List the lines of this listing that hold the word "Density".

----

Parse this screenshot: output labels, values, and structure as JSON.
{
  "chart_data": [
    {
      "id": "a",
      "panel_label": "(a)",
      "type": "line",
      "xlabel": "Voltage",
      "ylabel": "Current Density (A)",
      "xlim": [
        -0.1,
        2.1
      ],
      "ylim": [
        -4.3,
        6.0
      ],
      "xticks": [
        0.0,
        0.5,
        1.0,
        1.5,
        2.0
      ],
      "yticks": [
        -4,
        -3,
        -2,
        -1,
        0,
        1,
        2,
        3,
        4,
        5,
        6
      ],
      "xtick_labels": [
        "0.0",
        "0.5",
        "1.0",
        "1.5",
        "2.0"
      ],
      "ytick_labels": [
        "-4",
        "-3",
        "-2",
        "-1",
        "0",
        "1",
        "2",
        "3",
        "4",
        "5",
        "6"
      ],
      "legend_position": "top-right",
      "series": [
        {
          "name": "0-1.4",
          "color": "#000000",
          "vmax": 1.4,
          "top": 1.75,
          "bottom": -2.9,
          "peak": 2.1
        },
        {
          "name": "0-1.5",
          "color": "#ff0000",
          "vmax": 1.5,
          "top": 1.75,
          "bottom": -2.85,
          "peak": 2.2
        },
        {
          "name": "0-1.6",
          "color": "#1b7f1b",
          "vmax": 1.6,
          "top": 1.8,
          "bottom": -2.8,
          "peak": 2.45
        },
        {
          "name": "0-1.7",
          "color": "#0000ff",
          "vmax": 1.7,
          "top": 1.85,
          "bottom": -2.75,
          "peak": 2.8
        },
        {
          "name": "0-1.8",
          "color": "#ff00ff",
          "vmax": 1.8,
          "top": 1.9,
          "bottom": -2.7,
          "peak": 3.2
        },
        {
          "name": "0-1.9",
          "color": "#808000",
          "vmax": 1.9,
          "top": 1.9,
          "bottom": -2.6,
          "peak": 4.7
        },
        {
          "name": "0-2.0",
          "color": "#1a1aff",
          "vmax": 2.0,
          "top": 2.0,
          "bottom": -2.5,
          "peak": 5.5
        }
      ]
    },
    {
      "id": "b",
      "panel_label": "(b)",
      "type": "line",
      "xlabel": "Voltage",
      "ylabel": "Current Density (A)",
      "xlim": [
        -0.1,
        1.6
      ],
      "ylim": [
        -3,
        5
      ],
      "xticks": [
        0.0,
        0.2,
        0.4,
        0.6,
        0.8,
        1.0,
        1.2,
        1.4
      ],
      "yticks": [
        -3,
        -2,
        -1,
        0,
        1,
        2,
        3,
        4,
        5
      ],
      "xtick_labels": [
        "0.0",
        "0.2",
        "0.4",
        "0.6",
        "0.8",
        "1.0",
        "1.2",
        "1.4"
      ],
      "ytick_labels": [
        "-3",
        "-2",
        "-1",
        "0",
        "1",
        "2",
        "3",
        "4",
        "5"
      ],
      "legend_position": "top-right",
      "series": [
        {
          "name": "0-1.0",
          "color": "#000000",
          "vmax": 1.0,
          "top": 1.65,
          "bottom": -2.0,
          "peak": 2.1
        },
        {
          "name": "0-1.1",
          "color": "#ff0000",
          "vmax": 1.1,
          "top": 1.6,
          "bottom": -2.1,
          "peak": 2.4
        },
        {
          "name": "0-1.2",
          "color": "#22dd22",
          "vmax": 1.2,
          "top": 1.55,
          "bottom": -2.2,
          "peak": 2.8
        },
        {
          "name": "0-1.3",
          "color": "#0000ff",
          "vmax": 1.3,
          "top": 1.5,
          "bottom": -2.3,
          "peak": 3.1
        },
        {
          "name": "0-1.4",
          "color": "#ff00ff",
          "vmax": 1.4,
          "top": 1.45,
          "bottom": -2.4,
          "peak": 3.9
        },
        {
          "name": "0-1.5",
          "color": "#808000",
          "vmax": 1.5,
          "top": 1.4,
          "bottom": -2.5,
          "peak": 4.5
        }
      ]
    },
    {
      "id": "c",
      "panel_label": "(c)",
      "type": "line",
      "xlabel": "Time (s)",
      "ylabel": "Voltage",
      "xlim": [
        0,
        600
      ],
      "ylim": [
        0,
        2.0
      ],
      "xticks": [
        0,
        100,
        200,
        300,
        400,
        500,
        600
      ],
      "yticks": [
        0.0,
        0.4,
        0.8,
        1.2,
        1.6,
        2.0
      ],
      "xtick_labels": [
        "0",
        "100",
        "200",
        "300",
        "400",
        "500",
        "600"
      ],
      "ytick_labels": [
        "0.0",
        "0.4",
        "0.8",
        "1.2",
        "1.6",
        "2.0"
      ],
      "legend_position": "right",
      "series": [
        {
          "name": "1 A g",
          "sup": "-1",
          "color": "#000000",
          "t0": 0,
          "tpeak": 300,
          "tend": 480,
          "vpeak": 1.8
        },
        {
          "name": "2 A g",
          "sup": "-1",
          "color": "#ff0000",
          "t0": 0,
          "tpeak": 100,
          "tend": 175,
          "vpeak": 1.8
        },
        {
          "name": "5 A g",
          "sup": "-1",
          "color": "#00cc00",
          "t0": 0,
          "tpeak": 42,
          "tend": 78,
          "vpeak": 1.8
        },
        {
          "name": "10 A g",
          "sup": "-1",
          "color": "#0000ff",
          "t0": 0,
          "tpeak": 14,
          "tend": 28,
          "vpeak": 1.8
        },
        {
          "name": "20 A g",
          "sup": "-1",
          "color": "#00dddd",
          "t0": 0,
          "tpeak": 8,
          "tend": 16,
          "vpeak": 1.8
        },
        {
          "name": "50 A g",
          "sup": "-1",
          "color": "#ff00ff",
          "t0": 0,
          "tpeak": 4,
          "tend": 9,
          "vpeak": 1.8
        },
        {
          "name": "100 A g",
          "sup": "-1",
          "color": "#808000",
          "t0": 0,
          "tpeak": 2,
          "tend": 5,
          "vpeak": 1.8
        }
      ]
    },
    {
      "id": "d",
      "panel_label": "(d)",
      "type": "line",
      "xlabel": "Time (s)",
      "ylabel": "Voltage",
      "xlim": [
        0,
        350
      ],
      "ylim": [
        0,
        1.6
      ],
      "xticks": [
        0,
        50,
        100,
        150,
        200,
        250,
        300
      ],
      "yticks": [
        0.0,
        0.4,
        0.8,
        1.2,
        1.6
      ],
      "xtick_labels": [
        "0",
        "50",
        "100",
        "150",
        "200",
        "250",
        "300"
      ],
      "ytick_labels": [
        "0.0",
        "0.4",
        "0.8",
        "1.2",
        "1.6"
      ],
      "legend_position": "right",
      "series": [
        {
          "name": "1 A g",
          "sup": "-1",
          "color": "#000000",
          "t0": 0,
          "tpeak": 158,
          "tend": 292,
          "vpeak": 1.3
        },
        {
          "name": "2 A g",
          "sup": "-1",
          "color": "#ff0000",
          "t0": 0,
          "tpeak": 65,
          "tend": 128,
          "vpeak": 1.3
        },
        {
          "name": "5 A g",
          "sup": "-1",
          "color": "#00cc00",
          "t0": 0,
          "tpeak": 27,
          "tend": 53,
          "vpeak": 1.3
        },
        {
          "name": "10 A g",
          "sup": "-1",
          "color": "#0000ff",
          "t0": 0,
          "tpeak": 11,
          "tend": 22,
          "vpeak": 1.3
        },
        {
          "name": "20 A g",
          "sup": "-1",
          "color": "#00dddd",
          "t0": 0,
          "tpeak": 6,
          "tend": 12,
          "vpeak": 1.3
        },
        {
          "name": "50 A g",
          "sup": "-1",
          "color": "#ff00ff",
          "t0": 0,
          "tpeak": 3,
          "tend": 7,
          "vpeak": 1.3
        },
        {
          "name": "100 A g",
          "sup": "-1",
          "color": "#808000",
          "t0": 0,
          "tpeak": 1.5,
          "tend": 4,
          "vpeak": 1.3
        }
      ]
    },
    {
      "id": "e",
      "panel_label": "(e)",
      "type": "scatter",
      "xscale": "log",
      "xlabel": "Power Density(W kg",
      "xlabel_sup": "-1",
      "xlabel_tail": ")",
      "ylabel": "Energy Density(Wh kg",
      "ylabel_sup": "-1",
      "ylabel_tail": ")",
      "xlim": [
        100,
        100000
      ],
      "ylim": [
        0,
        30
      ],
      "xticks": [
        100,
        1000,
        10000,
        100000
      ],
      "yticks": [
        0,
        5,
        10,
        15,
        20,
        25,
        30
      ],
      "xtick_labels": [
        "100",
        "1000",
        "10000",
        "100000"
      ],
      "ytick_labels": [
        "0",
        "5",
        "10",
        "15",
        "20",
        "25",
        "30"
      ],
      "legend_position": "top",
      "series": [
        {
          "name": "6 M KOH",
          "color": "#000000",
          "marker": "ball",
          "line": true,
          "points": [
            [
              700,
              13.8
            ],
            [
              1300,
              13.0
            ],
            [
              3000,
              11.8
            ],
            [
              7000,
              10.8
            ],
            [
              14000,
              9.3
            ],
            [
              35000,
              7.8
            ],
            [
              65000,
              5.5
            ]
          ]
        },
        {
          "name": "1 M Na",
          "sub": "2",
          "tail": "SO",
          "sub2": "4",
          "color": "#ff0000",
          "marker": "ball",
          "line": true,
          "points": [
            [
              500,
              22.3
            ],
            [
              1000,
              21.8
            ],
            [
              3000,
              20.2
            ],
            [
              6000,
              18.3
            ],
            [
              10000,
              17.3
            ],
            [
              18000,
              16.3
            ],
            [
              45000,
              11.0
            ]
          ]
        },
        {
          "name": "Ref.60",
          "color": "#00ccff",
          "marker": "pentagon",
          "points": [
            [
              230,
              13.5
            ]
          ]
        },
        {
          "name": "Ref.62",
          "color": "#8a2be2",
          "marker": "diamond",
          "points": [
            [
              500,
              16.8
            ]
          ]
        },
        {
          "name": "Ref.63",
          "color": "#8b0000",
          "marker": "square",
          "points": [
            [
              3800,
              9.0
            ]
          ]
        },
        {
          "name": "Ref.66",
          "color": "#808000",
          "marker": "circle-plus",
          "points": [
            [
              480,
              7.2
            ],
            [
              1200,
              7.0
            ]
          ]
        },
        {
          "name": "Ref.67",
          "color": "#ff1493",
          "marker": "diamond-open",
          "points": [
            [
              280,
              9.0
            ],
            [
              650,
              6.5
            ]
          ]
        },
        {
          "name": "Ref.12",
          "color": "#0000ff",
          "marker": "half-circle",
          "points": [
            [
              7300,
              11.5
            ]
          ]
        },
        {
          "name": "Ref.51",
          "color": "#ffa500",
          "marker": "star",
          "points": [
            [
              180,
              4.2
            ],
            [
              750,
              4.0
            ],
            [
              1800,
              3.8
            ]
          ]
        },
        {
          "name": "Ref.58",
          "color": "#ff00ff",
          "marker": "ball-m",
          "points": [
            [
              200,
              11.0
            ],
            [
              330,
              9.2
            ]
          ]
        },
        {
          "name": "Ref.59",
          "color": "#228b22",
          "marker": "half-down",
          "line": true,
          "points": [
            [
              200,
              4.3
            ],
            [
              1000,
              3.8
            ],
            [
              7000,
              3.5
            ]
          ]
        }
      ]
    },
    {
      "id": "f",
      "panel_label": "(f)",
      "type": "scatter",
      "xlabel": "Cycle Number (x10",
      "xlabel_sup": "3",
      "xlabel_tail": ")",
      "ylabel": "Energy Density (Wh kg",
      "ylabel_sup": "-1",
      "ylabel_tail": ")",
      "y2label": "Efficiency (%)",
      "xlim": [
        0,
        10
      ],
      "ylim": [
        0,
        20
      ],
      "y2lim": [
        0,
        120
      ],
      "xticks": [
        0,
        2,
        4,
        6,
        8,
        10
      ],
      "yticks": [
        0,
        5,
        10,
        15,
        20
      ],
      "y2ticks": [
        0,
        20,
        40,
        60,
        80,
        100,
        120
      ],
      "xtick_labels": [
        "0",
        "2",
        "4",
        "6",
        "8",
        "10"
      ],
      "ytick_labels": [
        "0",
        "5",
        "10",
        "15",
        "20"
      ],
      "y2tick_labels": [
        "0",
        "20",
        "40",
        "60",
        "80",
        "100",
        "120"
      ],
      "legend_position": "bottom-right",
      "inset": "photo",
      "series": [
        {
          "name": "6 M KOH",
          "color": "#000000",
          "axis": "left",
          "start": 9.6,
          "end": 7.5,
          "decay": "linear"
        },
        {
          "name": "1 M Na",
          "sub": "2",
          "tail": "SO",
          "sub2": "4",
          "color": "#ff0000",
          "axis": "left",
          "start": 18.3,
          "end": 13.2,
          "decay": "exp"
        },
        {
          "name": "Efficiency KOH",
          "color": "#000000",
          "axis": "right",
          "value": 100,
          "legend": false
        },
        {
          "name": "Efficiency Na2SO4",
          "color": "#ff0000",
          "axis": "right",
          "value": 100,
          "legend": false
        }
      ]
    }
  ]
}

----

— Written response —
      "ylabel": "Current Density (A)",
      "ylabel": "Current Density (A)",
      "xlabel": "Power Density(W kg",
      "ylabel": "Energy Density(Wh kg",
      "ylabel": "Energy Density (Wh kg",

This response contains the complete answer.